» WHAT THE TASK ASKS
Your task is to copy every line of this material exactly.
--------------------
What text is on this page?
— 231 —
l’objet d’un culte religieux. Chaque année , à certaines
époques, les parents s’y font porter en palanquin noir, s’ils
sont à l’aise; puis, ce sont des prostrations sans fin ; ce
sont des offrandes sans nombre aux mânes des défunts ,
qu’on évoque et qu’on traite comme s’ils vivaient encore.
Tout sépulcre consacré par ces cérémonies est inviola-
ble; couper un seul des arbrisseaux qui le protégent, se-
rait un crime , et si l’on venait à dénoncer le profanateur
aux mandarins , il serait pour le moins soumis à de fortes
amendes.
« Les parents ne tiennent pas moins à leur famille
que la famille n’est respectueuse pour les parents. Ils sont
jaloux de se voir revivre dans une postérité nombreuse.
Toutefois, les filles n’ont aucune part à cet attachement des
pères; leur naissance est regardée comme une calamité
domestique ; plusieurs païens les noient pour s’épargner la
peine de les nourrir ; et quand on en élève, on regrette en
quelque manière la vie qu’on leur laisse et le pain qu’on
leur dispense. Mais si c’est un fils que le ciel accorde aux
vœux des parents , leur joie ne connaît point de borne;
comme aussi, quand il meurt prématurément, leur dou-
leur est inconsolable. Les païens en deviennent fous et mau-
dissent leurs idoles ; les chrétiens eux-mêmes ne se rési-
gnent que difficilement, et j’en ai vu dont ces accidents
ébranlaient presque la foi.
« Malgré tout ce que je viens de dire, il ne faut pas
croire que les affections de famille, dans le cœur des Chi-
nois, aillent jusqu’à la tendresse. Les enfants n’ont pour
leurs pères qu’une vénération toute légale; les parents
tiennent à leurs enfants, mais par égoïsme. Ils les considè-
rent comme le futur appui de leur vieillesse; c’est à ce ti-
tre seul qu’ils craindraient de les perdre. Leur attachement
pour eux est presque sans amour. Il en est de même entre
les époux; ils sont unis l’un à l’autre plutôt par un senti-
--------------------
» RESPONSE TO THE EXERCISE
What text is on this page?
— 231 —
l’objet d’un culte religieux. Chaque année , à certaines
époques, les parents s’y font porter en palanquin noir, s’ils
sont à l’aise; puis, ce sont des prostrations sans fin ; ce
sont des offrandes sans nombre aux mânes des défunts ,
qu’on évoque et qu’on traite comme s’ils vivaient encore.
Tout sépulcre consacré par ces cérémonies est inviola-
ble; couper un seul des arbrisseaux qui le protégent, se-
rait un crime , et si l’on venait à dénoncer le profanateur
aux mandarins , il serait pour le moins soumis à de fortes
amendes.
« Les parents ne tiennent pas moins à leur famille
que la famille n’est respectueuse pour les parents. Ils sont
jaloux de se voir revivre dans une postérité nombreuse.
Toutefois, les filles n’ont aucune part à cet attachement des
pères; leur naissance est regardée comme une calamité
domestique ; plusieurs païens les noient pour s’épargner la
peine de les nourrir ; et quand on en élève, on regrette en
quelque manière la vie qu’on leur laisse et le pain qu’on
leur dispense. Mais si c’est un fils que le ciel accorde aux
vœux des parents , leur joie ne connaît point de borne;
comme aussi, quand il meurt prématurément, leur dou-
leur est inconsolable. Les païens en deviennent fous et mau-
dissent leurs idoles ; les chrétiens eux-mêmes ne se rési-
gnent que difficilement, et j’en ai vu dont ces accidents
ébranlaient presque la foi.
« Malgré tout ce que je viens de dire, il ne faut pas
croire que les affections de famille, dans le cœur des Chi-
nois, aillent jusqu’à la tendresse. Les enfants n’ont pour
leurs pères qu’une vénération toute légale; les parents
tiennent à leurs enfants, mais par égoïsme. Ils les considè-
rent comme le futur appui de leur vieillesse; c’est à ce ti-
tre seul qu’ils craindraient de les perdre. Leur attachement
pour eux est presque sans amour. Il en est de même entre
les époux; ils sont unis l’un à l’autre plutôt par un senti-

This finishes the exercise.